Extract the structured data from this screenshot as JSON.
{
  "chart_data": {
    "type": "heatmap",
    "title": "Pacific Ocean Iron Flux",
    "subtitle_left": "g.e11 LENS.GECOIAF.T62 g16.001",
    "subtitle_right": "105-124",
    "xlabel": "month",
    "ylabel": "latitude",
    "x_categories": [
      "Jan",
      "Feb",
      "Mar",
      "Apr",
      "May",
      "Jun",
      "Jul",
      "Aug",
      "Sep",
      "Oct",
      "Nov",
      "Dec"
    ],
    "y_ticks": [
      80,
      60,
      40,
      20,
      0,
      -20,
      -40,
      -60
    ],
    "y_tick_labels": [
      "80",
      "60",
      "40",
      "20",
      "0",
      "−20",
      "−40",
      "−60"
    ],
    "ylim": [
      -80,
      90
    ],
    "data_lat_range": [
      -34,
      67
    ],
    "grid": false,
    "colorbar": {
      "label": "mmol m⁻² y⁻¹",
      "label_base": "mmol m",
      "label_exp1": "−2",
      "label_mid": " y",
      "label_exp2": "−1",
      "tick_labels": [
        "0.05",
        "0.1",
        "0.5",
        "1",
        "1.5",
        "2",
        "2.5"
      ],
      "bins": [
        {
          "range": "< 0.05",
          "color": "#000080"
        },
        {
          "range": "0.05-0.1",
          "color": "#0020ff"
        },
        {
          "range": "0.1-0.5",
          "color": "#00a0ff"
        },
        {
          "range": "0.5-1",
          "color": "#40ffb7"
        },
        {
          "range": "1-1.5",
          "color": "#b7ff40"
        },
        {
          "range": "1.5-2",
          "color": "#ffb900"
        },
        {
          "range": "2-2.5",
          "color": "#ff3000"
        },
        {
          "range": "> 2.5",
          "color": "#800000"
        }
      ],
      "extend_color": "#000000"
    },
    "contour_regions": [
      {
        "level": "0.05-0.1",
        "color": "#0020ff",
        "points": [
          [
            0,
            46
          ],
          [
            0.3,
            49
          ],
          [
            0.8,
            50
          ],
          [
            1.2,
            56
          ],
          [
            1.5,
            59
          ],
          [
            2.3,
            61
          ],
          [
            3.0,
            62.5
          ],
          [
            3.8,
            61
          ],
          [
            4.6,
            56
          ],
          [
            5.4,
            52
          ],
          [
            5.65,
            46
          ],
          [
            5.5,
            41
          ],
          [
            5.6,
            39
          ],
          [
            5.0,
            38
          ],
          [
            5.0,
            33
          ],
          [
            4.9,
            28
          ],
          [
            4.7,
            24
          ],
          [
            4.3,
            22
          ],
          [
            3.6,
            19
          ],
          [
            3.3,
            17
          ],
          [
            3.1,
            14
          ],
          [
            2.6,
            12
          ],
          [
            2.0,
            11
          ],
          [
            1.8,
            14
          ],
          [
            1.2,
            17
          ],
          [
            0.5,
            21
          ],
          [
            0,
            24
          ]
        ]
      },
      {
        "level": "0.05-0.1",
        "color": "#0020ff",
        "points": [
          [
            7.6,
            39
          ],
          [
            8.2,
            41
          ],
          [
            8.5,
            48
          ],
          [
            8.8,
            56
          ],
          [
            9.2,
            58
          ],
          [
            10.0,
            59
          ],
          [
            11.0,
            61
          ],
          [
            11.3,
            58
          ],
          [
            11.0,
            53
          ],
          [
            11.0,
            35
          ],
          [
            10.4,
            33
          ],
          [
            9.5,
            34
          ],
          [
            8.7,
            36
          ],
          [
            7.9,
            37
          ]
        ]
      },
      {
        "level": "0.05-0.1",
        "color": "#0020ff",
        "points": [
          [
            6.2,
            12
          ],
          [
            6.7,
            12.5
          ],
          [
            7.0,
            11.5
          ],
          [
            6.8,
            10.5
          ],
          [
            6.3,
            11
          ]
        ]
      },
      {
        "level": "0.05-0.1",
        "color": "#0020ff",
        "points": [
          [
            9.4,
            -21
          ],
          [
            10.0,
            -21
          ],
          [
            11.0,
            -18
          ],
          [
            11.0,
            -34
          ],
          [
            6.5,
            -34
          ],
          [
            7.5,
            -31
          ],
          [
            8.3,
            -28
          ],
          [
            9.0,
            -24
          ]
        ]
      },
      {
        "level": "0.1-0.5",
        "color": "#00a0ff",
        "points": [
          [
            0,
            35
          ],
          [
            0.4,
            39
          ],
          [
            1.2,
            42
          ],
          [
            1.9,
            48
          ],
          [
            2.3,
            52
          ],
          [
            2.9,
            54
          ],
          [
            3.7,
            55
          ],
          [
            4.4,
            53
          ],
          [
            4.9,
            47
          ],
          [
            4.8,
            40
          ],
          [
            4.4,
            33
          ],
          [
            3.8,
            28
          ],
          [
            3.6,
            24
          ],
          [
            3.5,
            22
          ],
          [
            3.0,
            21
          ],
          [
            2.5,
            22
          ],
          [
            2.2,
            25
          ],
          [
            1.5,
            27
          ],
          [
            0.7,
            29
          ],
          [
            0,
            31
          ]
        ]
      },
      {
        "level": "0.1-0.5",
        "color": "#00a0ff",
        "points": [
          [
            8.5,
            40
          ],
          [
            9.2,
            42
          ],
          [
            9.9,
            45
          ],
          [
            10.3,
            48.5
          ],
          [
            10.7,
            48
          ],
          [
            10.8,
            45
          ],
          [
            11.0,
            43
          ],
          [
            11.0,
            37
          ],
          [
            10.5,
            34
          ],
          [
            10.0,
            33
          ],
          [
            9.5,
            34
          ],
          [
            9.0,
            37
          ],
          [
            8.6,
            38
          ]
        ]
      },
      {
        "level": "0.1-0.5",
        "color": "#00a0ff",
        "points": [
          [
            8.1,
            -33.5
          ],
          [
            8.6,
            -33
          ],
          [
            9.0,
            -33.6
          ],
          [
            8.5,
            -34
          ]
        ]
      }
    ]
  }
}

------

*Exercise description*
Retype every record above exactly as written.

*Solution*
Extract the structured data from this screenshot as JSON.
{
  "chart_data": {
    "type": "heatmap",
    "title": "Pacific Ocean Iron Flux",
    "subtitle_left": "g.e11 LENS.GECOIAF.T62 g16.001",
    "subtitle_right": "105-124",
    "xlabel": "month",
    "ylabel": "latitude",
    "x_categories": [
      "Jan",
      "Feb",
      "Mar",
      "Apr",
      "May",
      "Jun",
      "Jul",
      "Aug",
      "Sep",
      "Oct",
      "Nov",
      "Dec"
    ],
    "y_ticks": [
      80,
      60,
      40,
      20,
      0,
      -20,
      -40,
      -60
    ],
    "y_tick_labels": [
      "80",
      "60",
      "40",
      "20",
      "0",
      "−20",
      "−40",
      "−60"
    ],
    "ylim": [
      -80,
      90
    ],
    "data_lat_range": [
      -34,
      67
    ],
    "grid": false,
    "colorbar": {
      "label": "mmol m⁻² y⁻¹",
      "label_base": "mmol m",
      "label_exp1": "−2",
      "label_mid": " y",
      "label_exp2": "−1",
      "tick_labels": [
        "0.05",
        "0.1",
        "0.5",
        "1",
        "1.5",
        "2",
        "2.5"
      ],
      "bins": [
        {
          "range": "< 0.05",
          "color": "#000080"
        },
        {
          "range": "0.05-0.1",
          "color": "#0020ff"
        },
        {
          "range": "0.1-0.5",
          "color": "#00a0ff"
        },
        {
          "range": "0.5-1",
          "color": "#40ffb7"
        },
        {
          "range": "1-1.5",
          "color": "#b7ff40"
        },
        {
          "range": "1.5-2",
          "color": "#ffb900"
        },
        {
          "range": "2-2.5",
          "color": "#ff3000"
        },
        {
          "range": "> 2.5",
          "color": "#800000"
        }
      ],
      "extend_color": "#000000"
    },
    "contour_regions": [
      {
        "level": "0.05-0.1",
        "color": "#0020ff",
        "points": [
          [
            0,
            46
          ],
          [
            0.3,
            49
          ],
          [
            0.8,
            50
          ],
          [
            1.2,
            56
          ],
          [
            1.5,
            59
          ],
          [
            2.3,
            61
          ],
          [
            3.0,
            62.5
          ],
          [
            3.8,
            61
          ],
          [
            4.6,
            56
          ],
          [
            5.4,
            52
          ],
          [
            5.65,
            46
          ],
          [
            5.5,
            41
          ],
          [
            5.6,
            39
          ],
          [
            5.0,
            38
          ],
          [
            5.0,
            33
          ],
          [
            4.9,
            28
          ],
          [
            4.7,
            24
          ],
          [
            4.3,
            22
          ],
          [
            3.6,
            19
          ],
          [
            3.3,
            17
          ],
          [
            3.1,
            14
          ],
          [
            2.6,
            12
          ],
          [
            2.0,
            11
          ],
          [
            1.8,
            14
          ],
          [
            1.2,
            17
          ],
          [
            0.5,
            21
          ],
          [
            0,
            24
          ]
        ]
      },
      {
        "level": "0.05-0.1",
        "color": "#0020ff",
        "points": [
          [
            7.6,
            39
          ],
          [
            8.2,
            41
          ],
          [
            8.5,
            48
          ],
          [
            8.8,
            56
          ],
          [
            9.2,
            58
          ],
          [
            10.0,
            59
          ],
          [
            11.0,
            61
          ],
          [
            11.3,
            58
          ],
          [
            11.0,
            53
          ],
          [
            11.0,
            35
          ],
          [
            10.4,
            33
          ],
          [
            9.5,
            34
          ],
          [
            8.7,
            36
          ],
          [
            7.9,
            37
          ]
        ]
      },
      {
        "level": "0.05-0.1",
        "color": "#0020ff",
        "points": [
          [
            6.2,
            12
          ],
          [
            6.7,
            12.5
          ],
          [
            7.0,
            11.5
          ],
          [
            6.8,
            10.5
          ],
          [
            6.3,
            11
          ]
        ]
      },
      {
        "level": "0.05-0.1",
        "color": "#0020ff",
        "points": [
          [
            9.4,
            -21
          ],
          [
            10.0,
            -21
          ],
          [
            11.0,
            -18
          ],
          [
            11.0,
            -34
          ],
          [
            6.5,
            -34
          ],
          [
            7.5,
            -31
          ],
          [
            8.3,
            -28
          ],
          [
            9.0,
            -24
          ]
        ]
      },
      {
        "level": "0.1-0.5",
        "color": "#00a0ff",
        "points": [
          [
            0,
            35
          ],
          [
            0.4,
            39
          ],
          [
            1.2,
            42
          ],
          [
            1.9,
            48
          ],
          [
            2.3,
            52
          ],
          [
            2.9,
            54
          ],
          [
            3.7,
            55
          ],
          [
            4.4,
            53
          ],
          [
            4.9,
            47
          ],
          [
            4.8,
            40
          ],
          [
            4.4,
            33
          ],
          [
            3.8,
            28
          ],
          [
            3.6,
            24
          ],
          [
            3.5,
            22
          ],
          [
            3.0,
            21
          ],
          [
            2.5,
            22
          ],
          [
            2.2,
            25
          ],
          [
            1.5,
            27
          ],
          [
            0.7,
            29
          ],
          [
            0,
            31
          ]
        ]
      },
      {
        "level": "0.1-0.5",
        "color": "#00a0ff",
        "points": [
          [
            8.5,
            40
          ],
          [
            9.2,
            42
          ],
          [
            9.9,
            45
          ],
          [
            10.3,
            48.5
          ],
          [
            10.7,
            48
          ],
          [
            10.8,
            45
          ],
          [
            11.0,
            43
          ],
          [
            11.0,
            37
          ],
          [
            10.5,
            34
          ],
          [
            10.0,
            33
          ],
          [
            9.5,
            34
          ],
          [
            9.0,
            37
          ],
          [
            8.6,
            38
          ]
        ]
      },
      {
        "level": "0.1-0.5",
        "color": "#00a0ff",
        "points": [
          [
            8.1,
            -33.5
          ],
          [
            8.6,
            -33
          ],
          [
            9.0,
            -33.6
          ],
          [
            8.5,
            -34
          ]
        ]
      }
    ]
  }
}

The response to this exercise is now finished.